§ **Set exercise**: Bring together all lines of the material below that contain the string "content".

⟨

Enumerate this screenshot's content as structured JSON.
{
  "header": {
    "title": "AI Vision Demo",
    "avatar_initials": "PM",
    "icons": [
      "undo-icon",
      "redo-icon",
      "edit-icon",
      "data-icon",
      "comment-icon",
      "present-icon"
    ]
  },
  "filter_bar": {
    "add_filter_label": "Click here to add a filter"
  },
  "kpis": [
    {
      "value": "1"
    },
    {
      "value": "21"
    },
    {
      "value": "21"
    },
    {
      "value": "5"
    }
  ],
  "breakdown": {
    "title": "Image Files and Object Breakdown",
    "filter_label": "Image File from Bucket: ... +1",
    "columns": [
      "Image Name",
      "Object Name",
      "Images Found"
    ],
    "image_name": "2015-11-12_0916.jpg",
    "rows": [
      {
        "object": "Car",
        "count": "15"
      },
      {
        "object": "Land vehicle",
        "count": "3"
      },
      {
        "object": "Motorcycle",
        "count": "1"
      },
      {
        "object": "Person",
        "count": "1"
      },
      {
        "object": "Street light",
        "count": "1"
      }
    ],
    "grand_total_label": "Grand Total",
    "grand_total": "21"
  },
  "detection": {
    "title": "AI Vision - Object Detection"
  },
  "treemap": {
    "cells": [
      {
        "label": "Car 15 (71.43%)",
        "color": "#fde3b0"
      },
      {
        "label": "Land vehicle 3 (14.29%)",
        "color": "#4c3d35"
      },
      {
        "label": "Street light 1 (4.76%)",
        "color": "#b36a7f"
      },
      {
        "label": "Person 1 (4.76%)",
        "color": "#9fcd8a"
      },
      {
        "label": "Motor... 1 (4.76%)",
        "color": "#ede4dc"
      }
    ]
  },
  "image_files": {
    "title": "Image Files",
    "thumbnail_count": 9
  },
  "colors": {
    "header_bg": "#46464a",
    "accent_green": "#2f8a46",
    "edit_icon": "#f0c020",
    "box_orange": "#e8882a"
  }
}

⟩
⟨

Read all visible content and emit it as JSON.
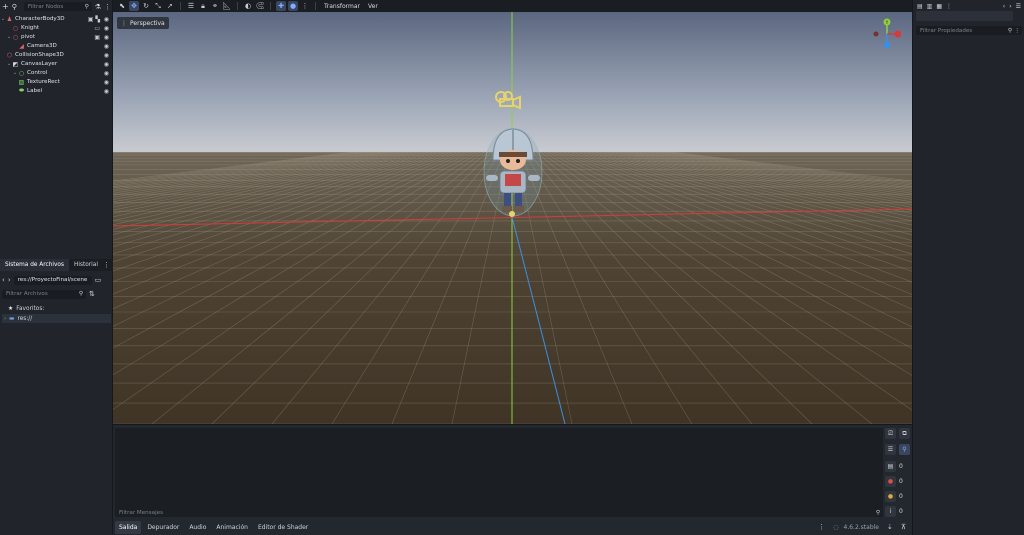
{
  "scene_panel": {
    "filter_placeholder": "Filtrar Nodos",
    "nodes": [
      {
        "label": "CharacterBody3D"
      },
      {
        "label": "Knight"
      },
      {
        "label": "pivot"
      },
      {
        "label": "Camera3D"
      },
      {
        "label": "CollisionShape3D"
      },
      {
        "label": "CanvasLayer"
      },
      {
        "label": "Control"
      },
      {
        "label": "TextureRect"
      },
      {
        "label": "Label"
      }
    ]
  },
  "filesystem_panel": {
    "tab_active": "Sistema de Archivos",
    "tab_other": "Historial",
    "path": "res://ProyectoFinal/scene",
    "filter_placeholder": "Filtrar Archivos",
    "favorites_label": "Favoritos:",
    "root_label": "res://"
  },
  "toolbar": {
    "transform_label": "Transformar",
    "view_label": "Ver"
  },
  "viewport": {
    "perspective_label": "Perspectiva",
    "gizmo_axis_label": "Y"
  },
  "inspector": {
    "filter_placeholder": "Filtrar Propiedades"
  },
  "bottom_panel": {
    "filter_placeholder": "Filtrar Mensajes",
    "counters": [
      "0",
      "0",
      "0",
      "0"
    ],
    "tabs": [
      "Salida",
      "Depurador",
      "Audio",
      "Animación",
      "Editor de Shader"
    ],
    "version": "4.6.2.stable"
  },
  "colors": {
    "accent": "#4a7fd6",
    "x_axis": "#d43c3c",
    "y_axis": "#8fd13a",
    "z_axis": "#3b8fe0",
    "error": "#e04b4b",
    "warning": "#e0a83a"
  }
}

⟩

§ **Correct answer**:
Enumerate this screenshot's content as structured JSON.
Read all visible content and emit it as JSON.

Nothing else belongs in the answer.